**Written task:** Gather up the lines that contain "idea".

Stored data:
+ + + +

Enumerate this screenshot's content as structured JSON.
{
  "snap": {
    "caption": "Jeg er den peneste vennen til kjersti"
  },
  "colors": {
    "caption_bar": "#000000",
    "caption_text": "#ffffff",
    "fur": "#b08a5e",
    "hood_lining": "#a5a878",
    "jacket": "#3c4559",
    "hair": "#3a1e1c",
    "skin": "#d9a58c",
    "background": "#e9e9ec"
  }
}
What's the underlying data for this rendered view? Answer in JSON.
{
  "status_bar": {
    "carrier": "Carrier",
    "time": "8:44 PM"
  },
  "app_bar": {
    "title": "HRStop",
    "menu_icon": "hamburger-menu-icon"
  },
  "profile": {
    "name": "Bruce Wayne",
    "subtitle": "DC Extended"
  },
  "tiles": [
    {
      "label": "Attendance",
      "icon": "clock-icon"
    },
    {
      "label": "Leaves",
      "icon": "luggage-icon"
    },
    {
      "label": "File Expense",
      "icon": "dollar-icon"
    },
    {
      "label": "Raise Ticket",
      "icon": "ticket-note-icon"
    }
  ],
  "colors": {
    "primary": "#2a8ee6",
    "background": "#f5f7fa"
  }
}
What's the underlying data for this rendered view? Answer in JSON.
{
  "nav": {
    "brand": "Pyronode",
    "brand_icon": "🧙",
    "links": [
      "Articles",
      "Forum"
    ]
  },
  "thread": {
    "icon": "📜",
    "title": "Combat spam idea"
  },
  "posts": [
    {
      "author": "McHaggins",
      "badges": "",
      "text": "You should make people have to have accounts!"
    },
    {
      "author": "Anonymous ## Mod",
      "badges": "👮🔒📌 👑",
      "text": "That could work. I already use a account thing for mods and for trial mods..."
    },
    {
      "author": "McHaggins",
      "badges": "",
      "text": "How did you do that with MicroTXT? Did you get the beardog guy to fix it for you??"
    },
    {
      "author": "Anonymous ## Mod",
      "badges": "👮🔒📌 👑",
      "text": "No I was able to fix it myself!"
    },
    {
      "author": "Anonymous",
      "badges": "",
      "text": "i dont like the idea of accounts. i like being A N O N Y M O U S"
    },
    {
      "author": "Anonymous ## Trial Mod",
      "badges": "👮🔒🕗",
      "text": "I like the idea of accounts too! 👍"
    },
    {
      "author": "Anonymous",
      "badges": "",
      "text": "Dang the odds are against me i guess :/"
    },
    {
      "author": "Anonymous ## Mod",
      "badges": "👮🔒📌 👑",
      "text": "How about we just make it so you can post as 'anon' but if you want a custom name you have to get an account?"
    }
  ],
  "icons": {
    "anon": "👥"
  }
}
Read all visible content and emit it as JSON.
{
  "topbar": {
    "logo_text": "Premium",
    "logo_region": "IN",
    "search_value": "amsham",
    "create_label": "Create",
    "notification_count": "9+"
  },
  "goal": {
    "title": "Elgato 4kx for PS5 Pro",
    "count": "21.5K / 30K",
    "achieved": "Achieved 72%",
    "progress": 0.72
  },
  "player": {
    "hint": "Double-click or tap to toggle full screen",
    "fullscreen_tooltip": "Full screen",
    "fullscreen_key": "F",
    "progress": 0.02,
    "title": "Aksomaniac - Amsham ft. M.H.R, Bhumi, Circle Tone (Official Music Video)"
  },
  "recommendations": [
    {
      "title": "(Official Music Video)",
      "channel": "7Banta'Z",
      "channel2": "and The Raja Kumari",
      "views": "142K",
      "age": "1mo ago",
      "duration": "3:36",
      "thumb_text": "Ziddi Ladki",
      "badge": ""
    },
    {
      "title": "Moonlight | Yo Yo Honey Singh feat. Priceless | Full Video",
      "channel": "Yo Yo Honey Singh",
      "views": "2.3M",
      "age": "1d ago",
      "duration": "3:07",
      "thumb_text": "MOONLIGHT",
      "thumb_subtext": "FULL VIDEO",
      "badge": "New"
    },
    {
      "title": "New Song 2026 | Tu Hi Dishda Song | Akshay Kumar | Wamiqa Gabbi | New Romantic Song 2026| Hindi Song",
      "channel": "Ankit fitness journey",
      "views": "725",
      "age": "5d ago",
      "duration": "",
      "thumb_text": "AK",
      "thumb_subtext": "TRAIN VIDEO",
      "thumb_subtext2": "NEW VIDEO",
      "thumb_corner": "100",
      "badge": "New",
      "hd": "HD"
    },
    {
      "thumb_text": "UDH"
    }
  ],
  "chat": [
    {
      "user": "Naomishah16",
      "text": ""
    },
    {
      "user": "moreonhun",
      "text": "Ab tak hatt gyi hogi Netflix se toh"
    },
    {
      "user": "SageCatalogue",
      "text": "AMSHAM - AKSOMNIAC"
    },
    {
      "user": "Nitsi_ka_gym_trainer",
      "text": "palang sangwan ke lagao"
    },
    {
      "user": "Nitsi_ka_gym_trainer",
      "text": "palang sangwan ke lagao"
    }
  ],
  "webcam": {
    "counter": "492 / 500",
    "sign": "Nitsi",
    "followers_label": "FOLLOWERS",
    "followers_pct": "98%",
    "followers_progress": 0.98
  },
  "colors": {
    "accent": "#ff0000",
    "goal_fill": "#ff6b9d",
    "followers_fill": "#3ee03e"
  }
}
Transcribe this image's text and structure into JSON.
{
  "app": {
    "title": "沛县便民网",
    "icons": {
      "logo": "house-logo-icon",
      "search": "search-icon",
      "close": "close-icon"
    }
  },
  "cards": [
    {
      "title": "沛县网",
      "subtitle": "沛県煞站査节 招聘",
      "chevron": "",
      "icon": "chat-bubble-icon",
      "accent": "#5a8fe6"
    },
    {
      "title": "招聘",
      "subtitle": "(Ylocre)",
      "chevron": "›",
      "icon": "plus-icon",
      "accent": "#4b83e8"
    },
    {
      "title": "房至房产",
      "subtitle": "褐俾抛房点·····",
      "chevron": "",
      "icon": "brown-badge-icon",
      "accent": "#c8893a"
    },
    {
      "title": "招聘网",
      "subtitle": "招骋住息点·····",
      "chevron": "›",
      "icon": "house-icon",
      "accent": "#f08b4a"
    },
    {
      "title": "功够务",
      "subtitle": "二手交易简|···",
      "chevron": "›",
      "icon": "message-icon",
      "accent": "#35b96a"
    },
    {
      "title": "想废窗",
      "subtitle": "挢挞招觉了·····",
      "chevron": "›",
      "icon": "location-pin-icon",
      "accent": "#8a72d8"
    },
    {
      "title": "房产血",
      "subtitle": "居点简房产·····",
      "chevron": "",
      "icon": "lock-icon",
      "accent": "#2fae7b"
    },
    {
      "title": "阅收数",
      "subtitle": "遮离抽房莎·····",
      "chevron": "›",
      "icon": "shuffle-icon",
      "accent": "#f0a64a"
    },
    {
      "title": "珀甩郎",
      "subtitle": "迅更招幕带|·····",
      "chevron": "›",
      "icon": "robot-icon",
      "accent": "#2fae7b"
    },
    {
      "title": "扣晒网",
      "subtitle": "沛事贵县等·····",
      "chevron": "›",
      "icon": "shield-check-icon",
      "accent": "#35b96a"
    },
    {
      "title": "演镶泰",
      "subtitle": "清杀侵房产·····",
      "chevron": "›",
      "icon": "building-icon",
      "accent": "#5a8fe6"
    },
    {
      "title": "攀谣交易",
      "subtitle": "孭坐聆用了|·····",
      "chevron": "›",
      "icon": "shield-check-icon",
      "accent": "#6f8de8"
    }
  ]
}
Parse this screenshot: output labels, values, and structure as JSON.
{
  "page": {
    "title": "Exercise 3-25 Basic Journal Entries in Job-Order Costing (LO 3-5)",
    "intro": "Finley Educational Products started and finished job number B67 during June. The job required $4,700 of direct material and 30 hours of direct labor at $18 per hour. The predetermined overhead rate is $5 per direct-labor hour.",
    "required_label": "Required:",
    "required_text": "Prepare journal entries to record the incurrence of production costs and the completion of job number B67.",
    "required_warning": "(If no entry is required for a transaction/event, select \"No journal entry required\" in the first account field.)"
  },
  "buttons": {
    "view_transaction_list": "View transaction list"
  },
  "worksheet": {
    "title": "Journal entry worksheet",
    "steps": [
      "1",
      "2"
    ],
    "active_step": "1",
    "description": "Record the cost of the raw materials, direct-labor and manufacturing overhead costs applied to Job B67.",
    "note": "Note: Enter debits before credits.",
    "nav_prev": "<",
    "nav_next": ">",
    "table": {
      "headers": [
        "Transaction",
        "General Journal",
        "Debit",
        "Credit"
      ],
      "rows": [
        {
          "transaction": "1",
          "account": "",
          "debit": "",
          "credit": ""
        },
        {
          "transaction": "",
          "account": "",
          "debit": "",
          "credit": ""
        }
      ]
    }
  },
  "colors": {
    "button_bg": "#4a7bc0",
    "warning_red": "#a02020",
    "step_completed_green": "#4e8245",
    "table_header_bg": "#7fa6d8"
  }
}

+ + + +

**Exercise output:**
    "title": "Combat spam idea"
      "text": "i dont like the idea of accounts. i like being A N O N Y M O U S"
      "text": "I like the idea of accounts too! 👍"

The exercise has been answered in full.